WRITTEN PROBLEM:
Set down every entry again word for word, please, but skip the pictures.

Recorded data

— BEGIN —

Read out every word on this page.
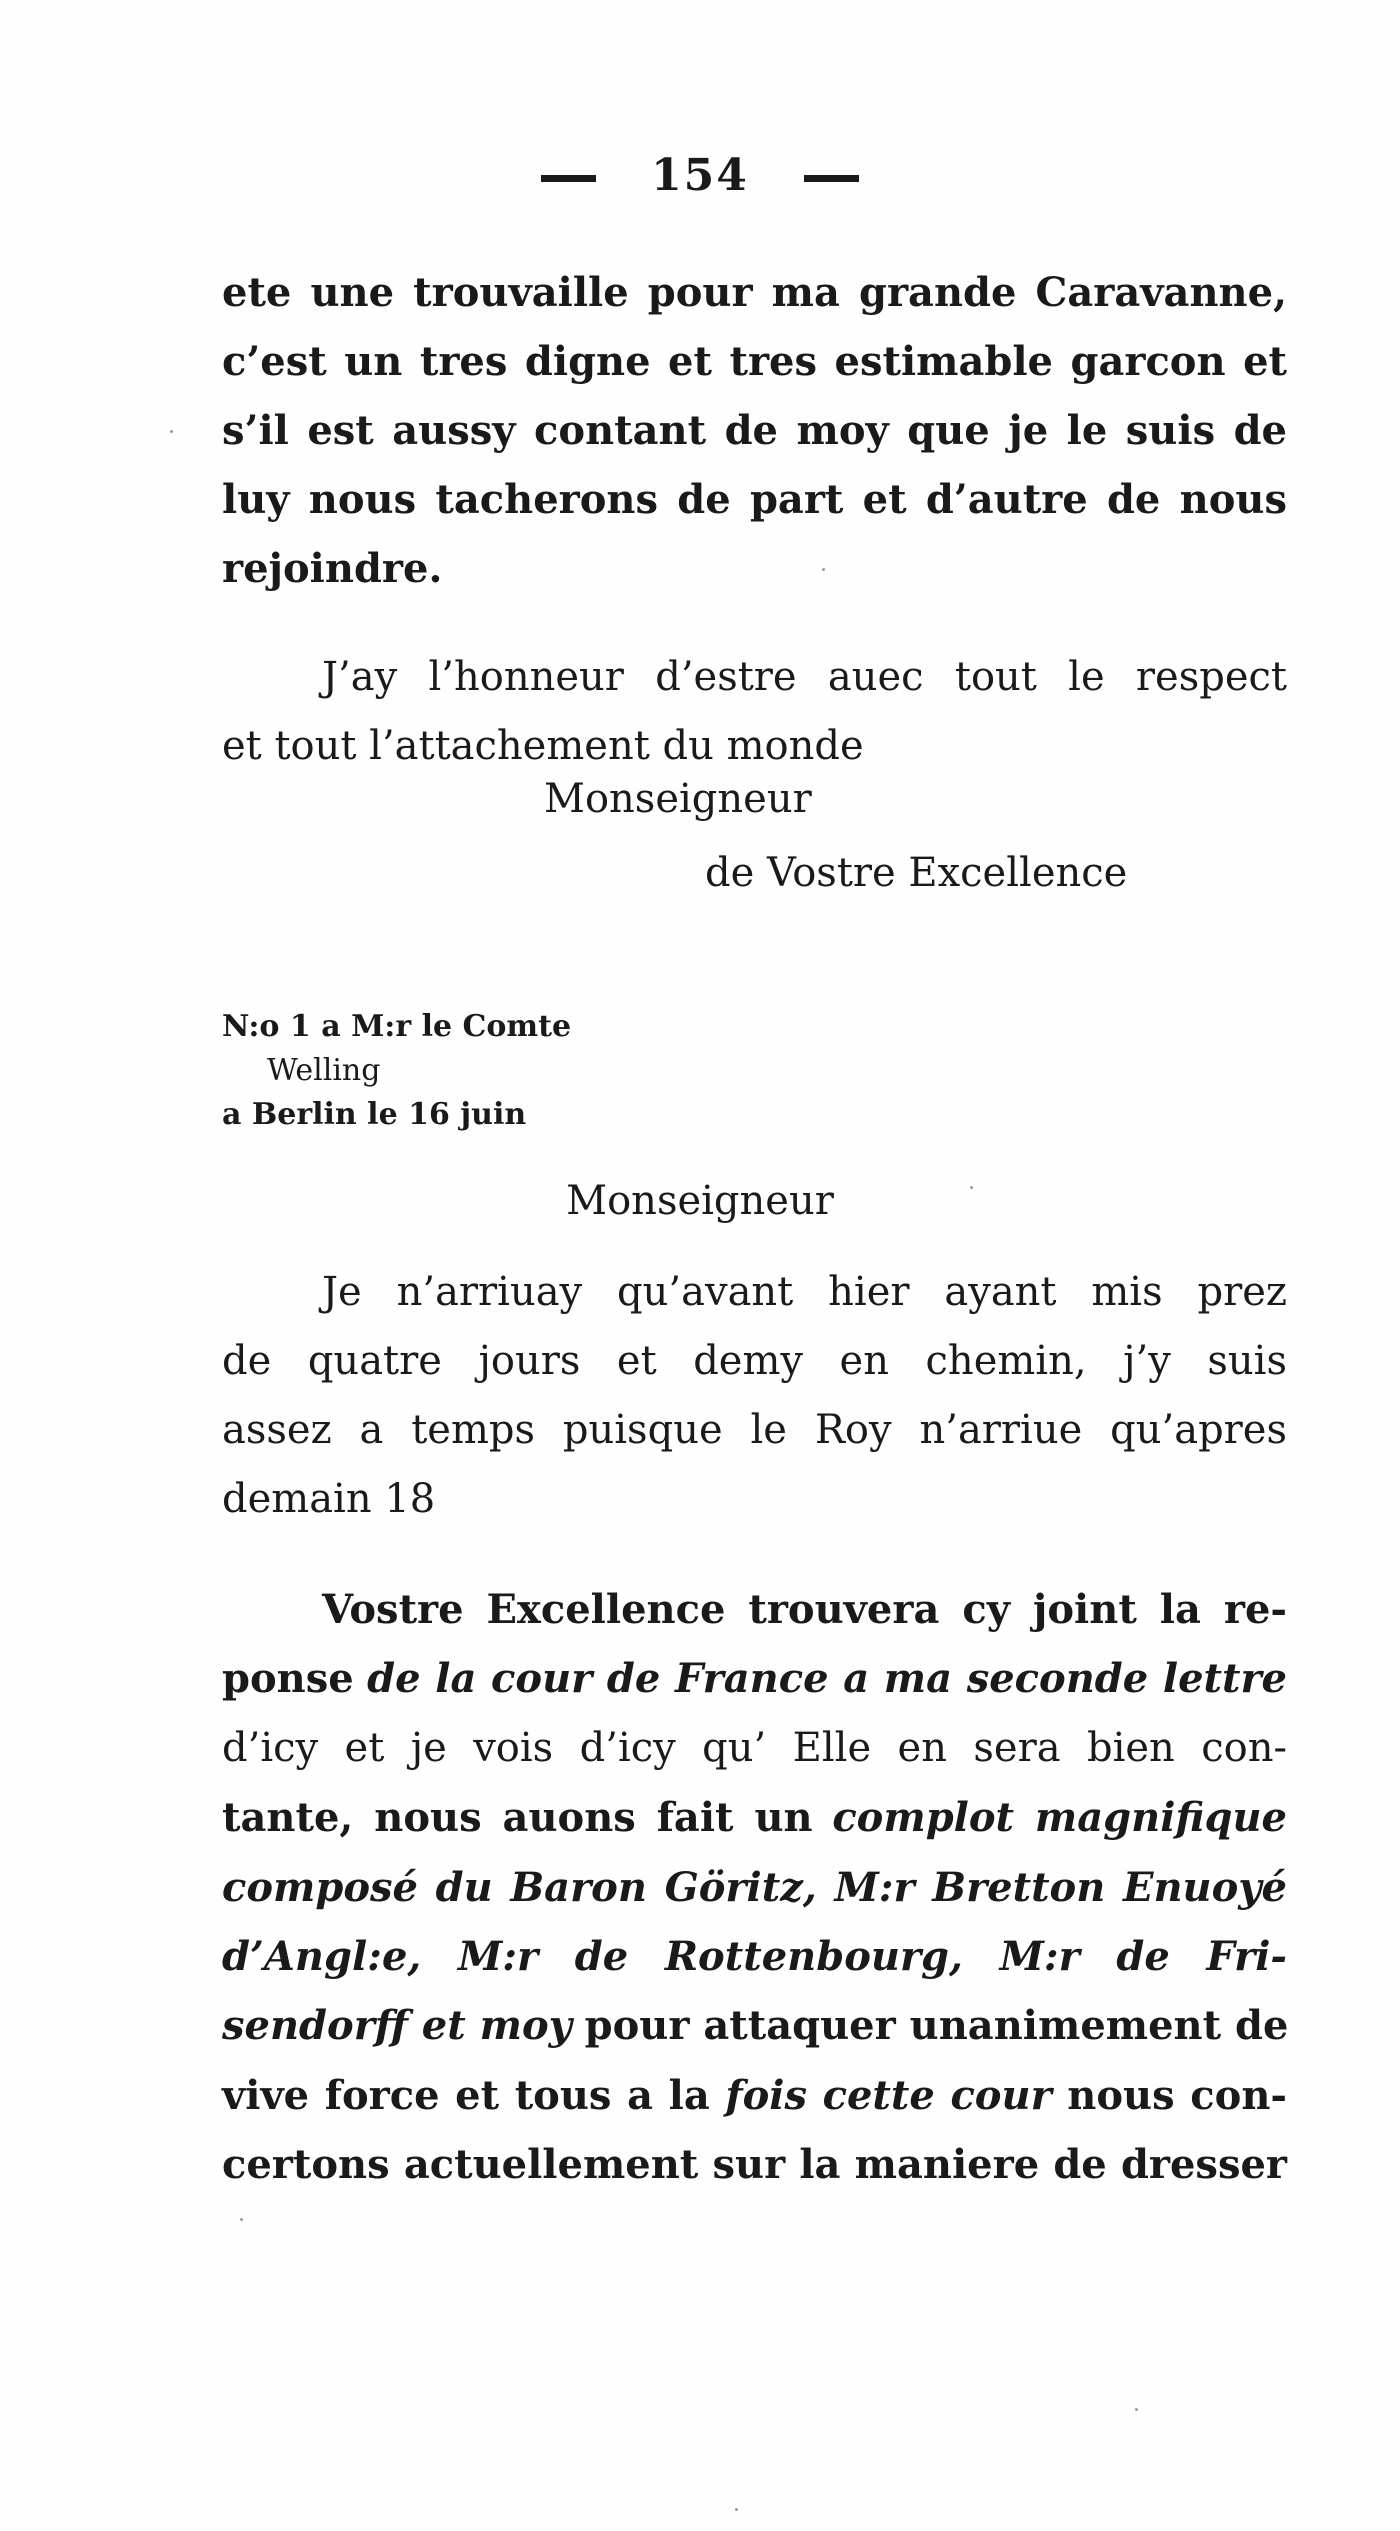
154
ete une trouvaille pour ma grande Caravanne,
c’est un tres digne et tres estimable garcon et
s’il est aussy contant de moy que je le suis de
luy nous tacherons de part et d’autre de nous
rejoindre.
J’ay l’honneur d’estre auec tout le respect
et tout l’attachement du monde
Monseigneur
de Vostre Excellence
N:o 1 a M:r le Comte
Welling
a Berlin le 16 juin
Monseigneur
Je n’arriuay qu’avant hier ayant mis prez
de quatre jours et demy en chemin, j’y suis
assez a temps puisque le Roy n’arriue qu’apres
demain 18
Vostre Excellence trouvera cy joint la re-
ponse de la cour de France a ma seconde lettre
d’icy et je vois d’icy qu’ Elle en sera bien con-
tante, nous auons fait un complot magnifique
composé du Baron Göritz, M:r Bretton Enuoyé
d’Angl:e, M:r de Rottenbourg, M:r de Fri-
sendorff et moy pour attaquer unanimement de
vive force et tous a la fois cette cour nous con-
certons actuellement sur la maniere de dresser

— END —

EXERCISE ANSWER:
Read out every word on this page.
154
ete une trouvaille pour ma grande Caravanne,
c’est un tres digne et tres estimable garcon et
s’il est aussy contant de moy que je le suis de
luy nous tacherons de part et d’autre de nous
rejoindre.
J’ay l’honneur d’estre auec tout le respect
et tout l’attachement du monde
Monseigneur
de Vostre Excellence
N:o 1 a M:r le Comte
Welling
a Berlin le 16 juin
Monseigneur
Je n’arriuay qu’avant hier ayant mis prez
de quatre jours et demy en chemin, j’y suis
assez a temps puisque le Roy n’arriue qu’apres
demain 18
Vostre Excellence trouvera cy joint la re-
ponse de la cour de France a ma seconde lettre
d’icy et je vois d’icy qu’ Elle en sera bien con-
tante, nous auons fait un complot magnifique
composé du Baron Göritz, M:r Bretton Enuoyé
d’Angl:e, M:r de Rottenbourg, M:r de Fri-
sendorff et moy pour attaquer unanimement de
vive force et tous a la fois cette cour nous con-
certons actuellement sur la maniere de dresser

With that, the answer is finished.